▶ WRITTEN TASK
Your task is to copy every record exactly.
** begin **
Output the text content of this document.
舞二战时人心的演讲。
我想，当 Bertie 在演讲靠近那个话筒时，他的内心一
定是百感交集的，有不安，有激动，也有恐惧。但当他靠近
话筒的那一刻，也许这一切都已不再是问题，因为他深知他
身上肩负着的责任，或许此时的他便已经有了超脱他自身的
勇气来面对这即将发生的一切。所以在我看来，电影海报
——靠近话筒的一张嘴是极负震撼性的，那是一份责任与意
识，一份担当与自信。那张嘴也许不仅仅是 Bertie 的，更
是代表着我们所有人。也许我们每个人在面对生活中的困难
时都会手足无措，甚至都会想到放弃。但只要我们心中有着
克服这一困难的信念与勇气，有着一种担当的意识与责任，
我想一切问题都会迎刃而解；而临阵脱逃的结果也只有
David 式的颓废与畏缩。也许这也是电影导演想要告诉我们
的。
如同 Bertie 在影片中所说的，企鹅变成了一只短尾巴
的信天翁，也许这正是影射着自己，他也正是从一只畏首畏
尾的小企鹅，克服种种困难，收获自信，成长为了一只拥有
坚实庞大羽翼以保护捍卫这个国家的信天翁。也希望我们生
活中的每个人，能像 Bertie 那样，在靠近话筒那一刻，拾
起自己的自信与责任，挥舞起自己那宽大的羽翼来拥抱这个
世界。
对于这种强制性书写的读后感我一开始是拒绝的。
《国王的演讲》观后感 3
** end **
▶ RESPONSE BELOW
Output the text content of this document.
舞二战时人心的演讲。
我想，当 Bertie 在演讲靠近那个话筒时，他的内心一
定是百感交集的，有不安，有激动，也有恐惧。但当他靠近
话筒的那一刻，也许这一切都已不再是问题，因为他深知他
身上肩负着的责任，或许此时的他便已经有了超脱他自身的
勇气来面对这即将发生的一切。所以在我看来，电影海报
——靠近话筒的一张嘴是极负震撼性的，那是一份责任与意
识，一份担当与自信。那张嘴也许不仅仅是 Bertie 的，更
是代表着我们所有人。也许我们每个人在面对生活中的困难
时都会手足无措，甚至都会想到放弃。但只要我们心中有着
克服这一困难的信念与勇气，有着一种担当的意识与责任，
我想一切问题都会迎刃而解；而临阵脱逃的结果也只有
David 式的颓废与畏缩。也许这也是电影导演想要告诉我们
的。
如同 Bertie 在影片中所说的，企鹅变成了一只短尾巴
的信天翁，也许这正是影射着自己，他也正是从一只畏首畏
尾的小企鹅，克服种种困难，收获自信，成长为了一只拥有
坚实庞大羽翼以保护捍卫这个国家的信天翁。也希望我们生
活中的每个人，能像 Bertie 那样，在靠近话筒那一刻，拾
起自己的自信与责任，挥舞起自己那宽大的羽翼来拥抱这个
世界。
对于这种强制性书写的读后感我一开始是拒绝的。
《国王的演讲》观后感 3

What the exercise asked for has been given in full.